— start of Data shown —

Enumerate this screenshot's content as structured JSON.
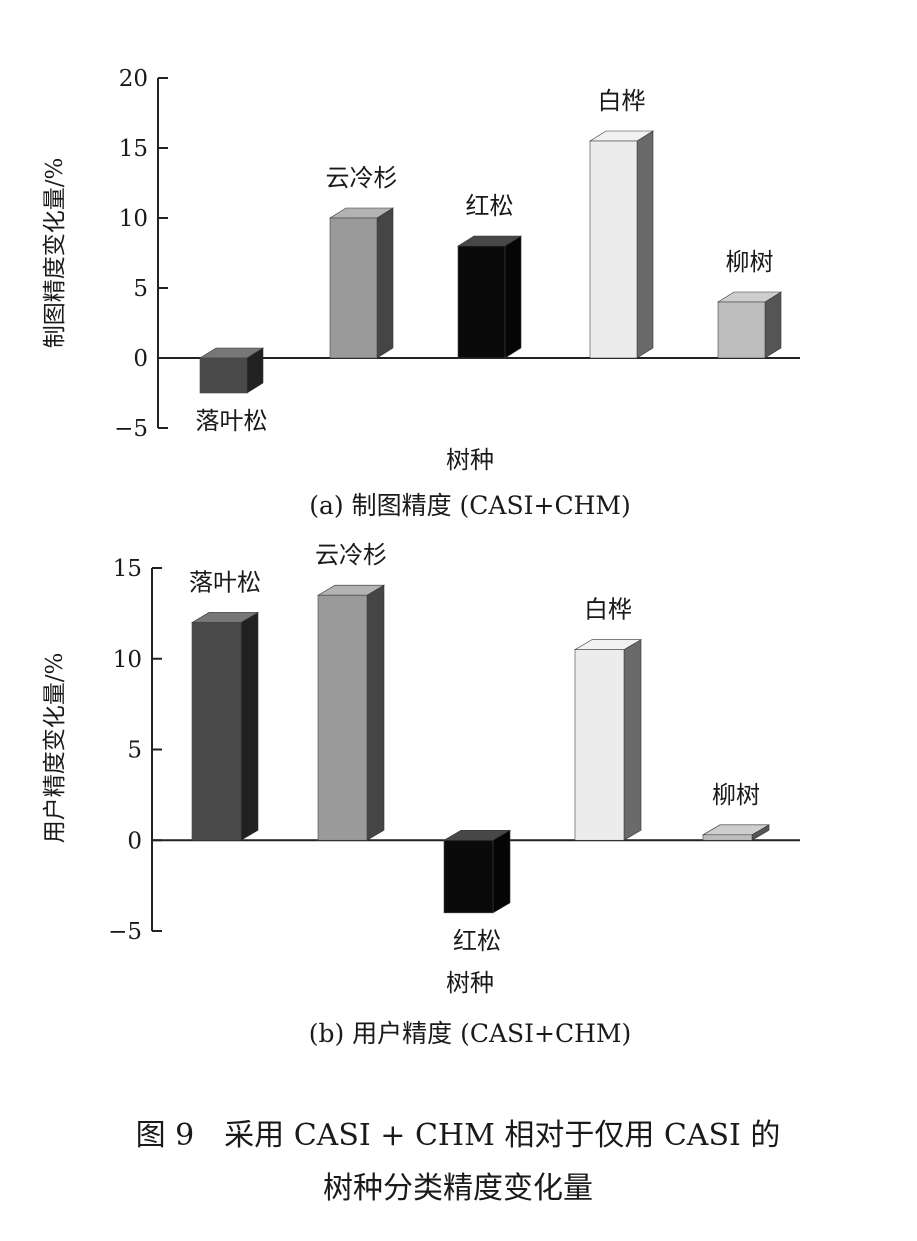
{
  "chart_data": [
    {
      "type": "bar",
      "title": "(a) 制图精度 (CASI+CHM)",
      "xlabel": "树种",
      "ylabel": "制图精度变化量/%",
      "ylim": [
        -5,
        20
      ],
      "yticks": [
        "−5",
        "0",
        "5",
        "10",
        "15",
        "20"
      ],
      "categories": [
        "落叶松",
        "云冷杉",
        "红松",
        "白桦",
        "柳树"
      ],
      "values": [
        -2.5,
        10,
        8,
        15.5,
        4
      ],
      "colors": [
        "#4a4a4a",
        "#9a9a9a",
        "#0a0a0a",
        "#ececec",
        "#bdbdbd"
      ]
    },
    {
      "type": "bar",
      "title": "(b) 用户精度 (CASI+CHM)",
      "xlabel": "树种",
      "ylabel": "用户精度变化量/%",
      "ylim": [
        -5,
        15
      ],
      "yticks": [
        "−5",
        "0",
        "5",
        "10",
        "15"
      ],
      "categories": [
        "落叶松",
        "云冷杉",
        "红松",
        "白桦",
        "柳树"
      ],
      "values": [
        12,
        13.5,
        -4,
        10.5,
        0.3
      ],
      "colors": [
        "#4a4a4a",
        "#9a9a9a",
        "#0a0a0a",
        "#ececec",
        "#bdbdbd"
      ]
    }
  ],
  "caption": {
    "line1": "图 9　采用 CASI + CHM 相对于仅用 CASI 的",
    "line2": "树种分类精度变化量"
  }
}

— end of Data shown —

Write out every record above exactly as it stands, but leave out the pictures.

Enumerate this screenshot's content as structured JSON.
{
  "chart_data": [
    {
      "type": "bar",
      "title": "(a) 制图精度 (CASI+CHM)",
      "xlabel": "树种",
      "ylabel": "制图精度变化量/%",
      "ylim": [
        -5,
        20
      ],
      "yticks": [
        "−5",
        "0",
        "5",
        "10",
        "15",
        "20"
      ],
      "categories": [
        "落叶松",
        "云冷杉",
        "红松",
        "白桦",
        "柳树"
      ],
      "values": [
        -2.5,
        10,
        8,
        15.5,
        4
      ],
      "colors": [
        "#4a4a4a",
        "#9a9a9a",
        "#0a0a0a",
        "#ececec",
        "#bdbdbd"
      ]
    },
    {
      "type": "bar",
      "title": "(b) 用户精度 (CASI+CHM)",
      "xlabel": "树种",
      "ylabel": "用户精度变化量/%",
      "ylim": [
        -5,
        15
      ],
      "yticks": [
        "−5",
        "0",
        "5",
        "10",
        "15"
      ],
      "categories": [
        "落叶松",
        "云冷杉",
        "红松",
        "白桦",
        "柳树"
      ],
      "values": [
        12,
        13.5,
        -4,
        10.5,
        0.3
      ],
      "colors": [
        "#4a4a4a",
        "#9a9a9a",
        "#0a0a0a",
        "#ececec",
        "#bdbdbd"
      ]
    }
  ],
  "caption": {
    "line1": "图 9　采用 CASI + CHM 相对于仅用 CASI 的",
    "line2": "树种分类精度变化量"
  }
}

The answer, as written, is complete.